:: Items ::
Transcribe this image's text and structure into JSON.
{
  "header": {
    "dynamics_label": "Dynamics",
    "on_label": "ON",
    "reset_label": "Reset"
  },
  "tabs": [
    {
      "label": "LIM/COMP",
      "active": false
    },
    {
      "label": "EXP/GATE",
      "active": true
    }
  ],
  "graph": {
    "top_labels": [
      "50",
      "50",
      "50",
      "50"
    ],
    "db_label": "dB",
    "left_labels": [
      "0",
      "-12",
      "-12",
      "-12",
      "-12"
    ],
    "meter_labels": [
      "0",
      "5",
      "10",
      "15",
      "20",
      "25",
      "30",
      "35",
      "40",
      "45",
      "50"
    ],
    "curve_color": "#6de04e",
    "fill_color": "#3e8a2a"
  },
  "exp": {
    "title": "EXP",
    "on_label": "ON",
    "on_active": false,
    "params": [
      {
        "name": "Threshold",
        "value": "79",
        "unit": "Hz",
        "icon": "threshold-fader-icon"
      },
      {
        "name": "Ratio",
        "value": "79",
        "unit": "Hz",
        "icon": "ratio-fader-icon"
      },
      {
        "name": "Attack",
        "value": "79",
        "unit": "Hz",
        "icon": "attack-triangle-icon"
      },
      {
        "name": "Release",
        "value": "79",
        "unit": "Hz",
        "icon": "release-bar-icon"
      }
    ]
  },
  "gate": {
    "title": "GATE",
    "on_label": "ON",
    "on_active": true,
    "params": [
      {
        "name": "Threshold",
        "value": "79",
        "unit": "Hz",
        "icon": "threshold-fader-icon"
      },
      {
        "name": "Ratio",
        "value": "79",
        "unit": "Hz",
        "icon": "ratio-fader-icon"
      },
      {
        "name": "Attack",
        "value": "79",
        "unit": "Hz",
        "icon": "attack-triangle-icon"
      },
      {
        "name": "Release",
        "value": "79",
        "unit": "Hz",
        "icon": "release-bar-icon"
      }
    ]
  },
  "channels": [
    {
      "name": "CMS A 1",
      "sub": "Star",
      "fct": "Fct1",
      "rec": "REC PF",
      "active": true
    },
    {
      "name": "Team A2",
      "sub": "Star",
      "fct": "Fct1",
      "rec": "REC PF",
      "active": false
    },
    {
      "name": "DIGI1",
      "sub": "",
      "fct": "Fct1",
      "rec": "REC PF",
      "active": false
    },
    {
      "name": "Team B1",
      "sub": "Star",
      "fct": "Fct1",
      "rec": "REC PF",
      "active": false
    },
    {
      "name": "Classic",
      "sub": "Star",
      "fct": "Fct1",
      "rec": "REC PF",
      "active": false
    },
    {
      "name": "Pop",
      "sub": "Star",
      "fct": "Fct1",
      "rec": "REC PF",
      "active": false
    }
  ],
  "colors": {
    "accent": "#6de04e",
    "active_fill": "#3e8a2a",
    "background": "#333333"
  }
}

:: Short task ::
Each line of the listing should be copied exactly.

:: Result for this task ::
Transcribe this image's text and structure into JSON.
{
  "header": {
    "dynamics_label": "Dynamics",
    "on_label": "ON",
    "reset_label": "Reset"
  },
  "tabs": [
    {
      "label": "LIM/COMP",
      "active": false
    },
    {
      "label": "EXP/GATE",
      "active": true
    }
  ],
  "graph": {
    "top_labels": [
      "50",
      "50",
      "50",
      "50"
    ],
    "db_label": "dB",
    "left_labels": [
      "0",
      "-12",
      "-12",
      "-12",
      "-12"
    ],
    "meter_labels": [
      "0",
      "5",
      "10",
      "15",
      "20",
      "25",
      "30",
      "35",
      "40",
      "45",
      "50"
    ],
    "curve_color": "#6de04e",
    "fill_color": "#3e8a2a"
  },
  "exp": {
    "title": "EXP",
    "on_label": "ON",
    "on_active": false,
    "params": [
      {
        "name": "Threshold",
        "value": "79",
        "unit": "Hz",
        "icon": "threshold-fader-icon"
      },
      {
        "name": "Ratio",
        "value": "79",
        "unit": "Hz",
        "icon": "ratio-fader-icon"
      },
      {
        "name": "Attack",
        "value": "79",
        "unit": "Hz",
        "icon": "attack-triangle-icon"
      },
      {
        "name": "Release",
        "value": "79",
        "unit": "Hz",
        "icon": "release-bar-icon"
      }
    ]
  },
  "gate": {
    "title": "GATE",
    "on_label": "ON",
    "on_active": true,
    "params": [
      {
        "name": "Threshold",
        "value": "79",
        "unit": "Hz",
        "icon": "threshold-fader-icon"
      },
      {
        "name": "Ratio",
        "value": "79",
        "unit": "Hz",
        "icon": "ratio-fader-icon"
      },
      {
        "name": "Attack",
        "value": "79",
        "unit": "Hz",
        "icon": "attack-triangle-icon"
      },
      {
        "name": "Release",
        "value": "79",
        "unit": "Hz",
        "icon": "release-bar-icon"
      }
    ]
  },
  "channels": [
    {
      "name": "CMS A 1",
      "sub": "Star",
      "fct": "Fct1",
      "rec": "REC PF",
      "active": true
    },
    {
      "name": "Team A2",
      "sub": "Star",
      "fct": "Fct1",
      "rec": "REC PF",
      "active": false
    },
    {
      "name": "DIGI1",
      "sub": "",
      "fct": "Fct1",
      "rec": "REC PF",
      "active": false
    },
    {
      "name": "Team B1",
      "sub": "Star",
      "fct": "Fct1",
      "rec": "REC PF",
      "active": false
    },
    {
      "name": "Classic",
      "sub": "Star",
      "fct": "Fct1",
      "rec": "REC PF",
      "active": false
    },
    {
      "name": "Pop",
      "sub": "Star",
      "fct": "Fct1",
      "rec": "REC PF",
      "active": false
    }
  ],
  "colors": {
    "accent": "#6de04e",
    "active_fill": "#3e8a2a",
    "background": "#333333"
  }
}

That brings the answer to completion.